=== Material shown ===

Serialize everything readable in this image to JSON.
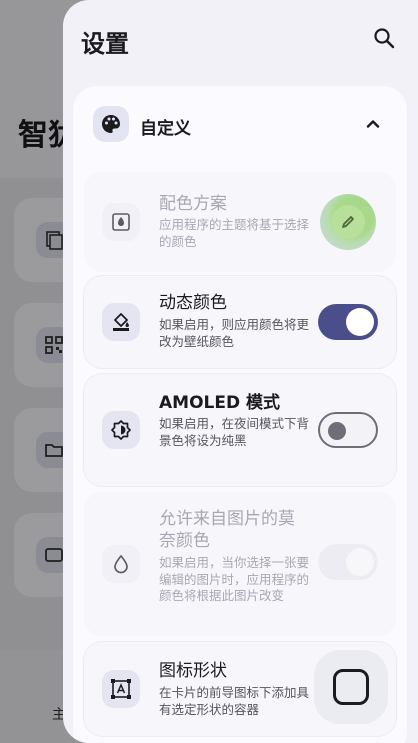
{
  "background": {
    "title": "智犹",
    "nav_label": "主"
  },
  "sheet": {
    "title": "设置",
    "group": {
      "label": "自定义",
      "items": [
        {
          "title": "配色方案",
          "desc": "应用程序的主题将基于选择的颜色",
          "enabled": false
        },
        {
          "title": "动态颜色",
          "desc": "如果启用，则应用颜色将更改为壁纸颜色",
          "toggle": "on"
        },
        {
          "title": "AMOLED 模式",
          "desc": "如果启用，在夜间模式下背景色将设为纯黑",
          "toggle": "off"
        },
        {
          "title": "允许来自图片的莫奈颜色",
          "desc": "如果启用，当你选择一张要编辑的图片时，应用程序的颜色将根据此图片改变",
          "toggle": "on",
          "enabled": false
        },
        {
          "title": "图标形状",
          "desc": "在卡片的前导图标下添加具有选定形状的容器"
        }
      ]
    }
  },
  "colors": {
    "accent": "#4a4f8c",
    "sheet_bg": "#f1f1f7",
    "card_bg": "#fbfbff"
  }
}
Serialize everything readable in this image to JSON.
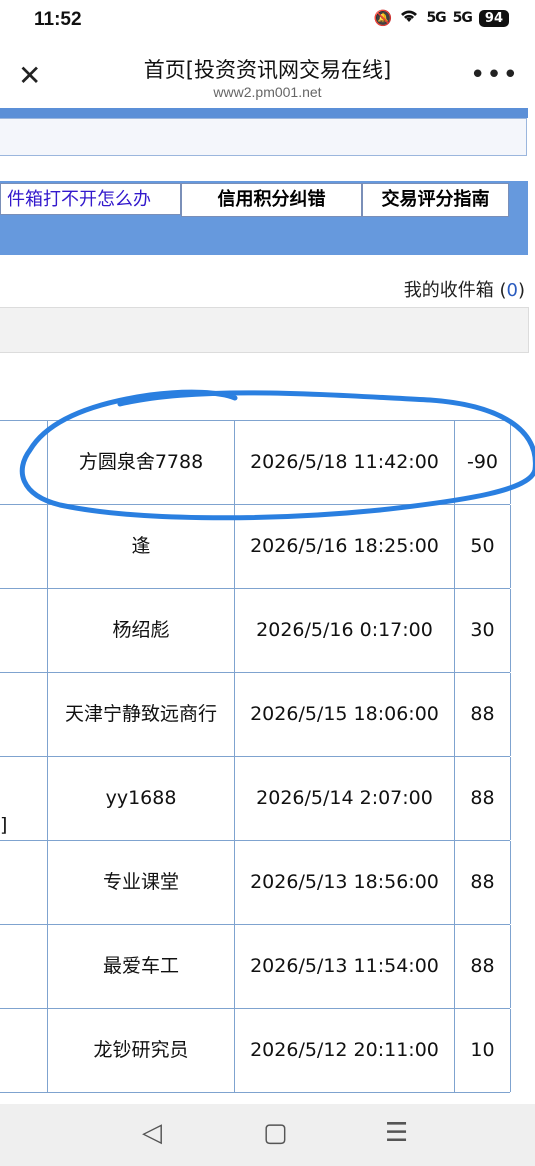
{
  "status": {
    "time": "11:52",
    "battery": "94",
    "signal1": "5G",
    "signal2": "5G"
  },
  "browser": {
    "title": "首页[投资资讯网交易在线]",
    "url": "www2.pm001.net"
  },
  "tabs": [
    "件箱打不开怎么办",
    "信用积分纠错",
    "交易评分指南"
  ],
  "inbox": {
    "label": "我的收件箱 (",
    "count": "0",
    "close": ")"
  },
  "table": {
    "rows": [
      {
        "marker": "",
        "name": "方圆泉舍7788",
        "time": "2026/5/18 11:42:00",
        "score": "-90"
      },
      {
        "marker": "",
        "name": "逢",
        "time": "2026/5/16 18:25:00",
        "score": "50"
      },
      {
        "marker": "",
        "name": "杨绍彪",
        "time": "2026/5/16 0:17:00",
        "score": "30"
      },
      {
        "marker": "",
        "name": "天津宁静致远商行",
        "time": "2026/5/15 18:06:00",
        "score": "88"
      },
      {
        "marker": "]",
        "name": "yy1688",
        "time": "2026/5/14 2:07:00",
        "score": "88"
      },
      {
        "marker": "",
        "name": "专业课堂",
        "time": "2026/5/13 18:56:00",
        "score": "88"
      },
      {
        "marker": "",
        "name": "最爱车工",
        "time": "2026/5/13 11:54:00",
        "score": "88"
      },
      {
        "marker": "",
        "name": "龙钞研究员",
        "time": "2026/5/12 20:11:00",
        "score": "10"
      }
    ]
  },
  "colors": {
    "accent_blue": "#6699dd",
    "link": "#3319cc",
    "annotation": "#2a7fe0"
  },
  "icons": [
    "close-icon",
    "more-icon",
    "mute-icon",
    "wifi-icon",
    "back-nav-icon",
    "home-nav-icon",
    "menu-nav-icon"
  ]
}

===

**Your task:**
Print out the whole of the material word for word, without pictures.

**Exercise output:**
Serialize everything readable in this image to JSON.
{
  "background": {
    "title": "智犹",
    "nav_label": "主"
  },
  "sheet": {
    "title": "设置",
    "group": {
      "label": "自定义",
      "items": [
        {
          "title": "配色方案",
          "desc": "应用程序的主题将基于选择的颜色",
          "enabled": false
        },
        {
          "title": "动态颜色",
          "desc": "如果启用，则应用颜色将更改为壁纸颜色",
          "toggle": "on"
        },
        {
          "title": "AMOLED 模式",
          "desc": "如果启用，在夜间模式下背景色将设为纯黑",
          "toggle": "off"
        },
        {
          "title": "允许来自图片的莫奈颜色",
          "desc": "如果启用，当你选择一张要编辑的图片时，应用程序的颜色将根据此图片改变",
          "toggle": "on",
          "enabled": false
        },
        {
          "title": "图标形状",
          "desc": "在卡片的前导图标下添加具有选定形状的容器"
        }
      ]
    }
  },
  "colors": {
    "accent": "#4a4f8c",
    "sheet_bg": "#f1f1f7",
    "card_bg": "#fbfbff"
  }
}
Serialize everything readable in this image to JSON.
{
  "status": {
    "time": "11:52",
    "battery": "94",
    "signal1": "5G",
    "signal2": "5G"
  },
  "browser": {
    "title": "首页[投资资讯网交易在线]",
    "url": "www2.pm001.net"
  },
  "tabs": [
    "件箱打不开怎么办",
    "信用积分纠错",
    "交易评分指南"
  ],
  "inbox": {
    "label": "我的收件箱 (",
    "count": "0",
    "close": ")"
  },
  "table": {
    "rows": [
      {
        "marker": "",
        "name": "方圆泉舍7788",
        "time": "2026/5/18 11:42:00",
        "score": "-90"
      },
      {
        "marker": "",
        "name": "逢",
        "time": "2026/5/16 18:25:00",
        "score": "50"
      },
      {
        "marker": "",
        "name": "杨绍彪",
        "time": "2026/5/16 0:17:00",
        "score": "30"
      },
      {
        "marker": "",
        "name": "天津宁静致远商行",
        "time": "2026/5/15 18:06:00",
        "score": "88"
      },
      {
        "marker": "]",
        "name": "yy1688",
        "time": "2026/5/14 2:07:00",
        "score": "88"
      },
      {
        "marker": "",
        "name": "专业课堂",
        "time": "2026/5/13 18:56:00",
        "score": "88"
      },
      {
        "marker": "",
        "name": "最爱车工",
        "time": "2026/5/13 11:54:00",
        "score": "88"
      },
      {
        "marker": "",
        "name": "龙钞研究员",
        "time": "2026/5/12 20:11:00",
        "score": "10"
      }
    ]
  },
  "colors": {
    "accent_blue": "#6699dd",
    "link": "#3319cc",
    "annotation": "#2a7fe0"
  },
  "icons": [
    "close-icon",
    "more-icon",
    "mute-icon",
    "wifi-icon",
    "back-nav-icon",
    "home-nav-icon",
    "menu-nav-icon"
  ]
}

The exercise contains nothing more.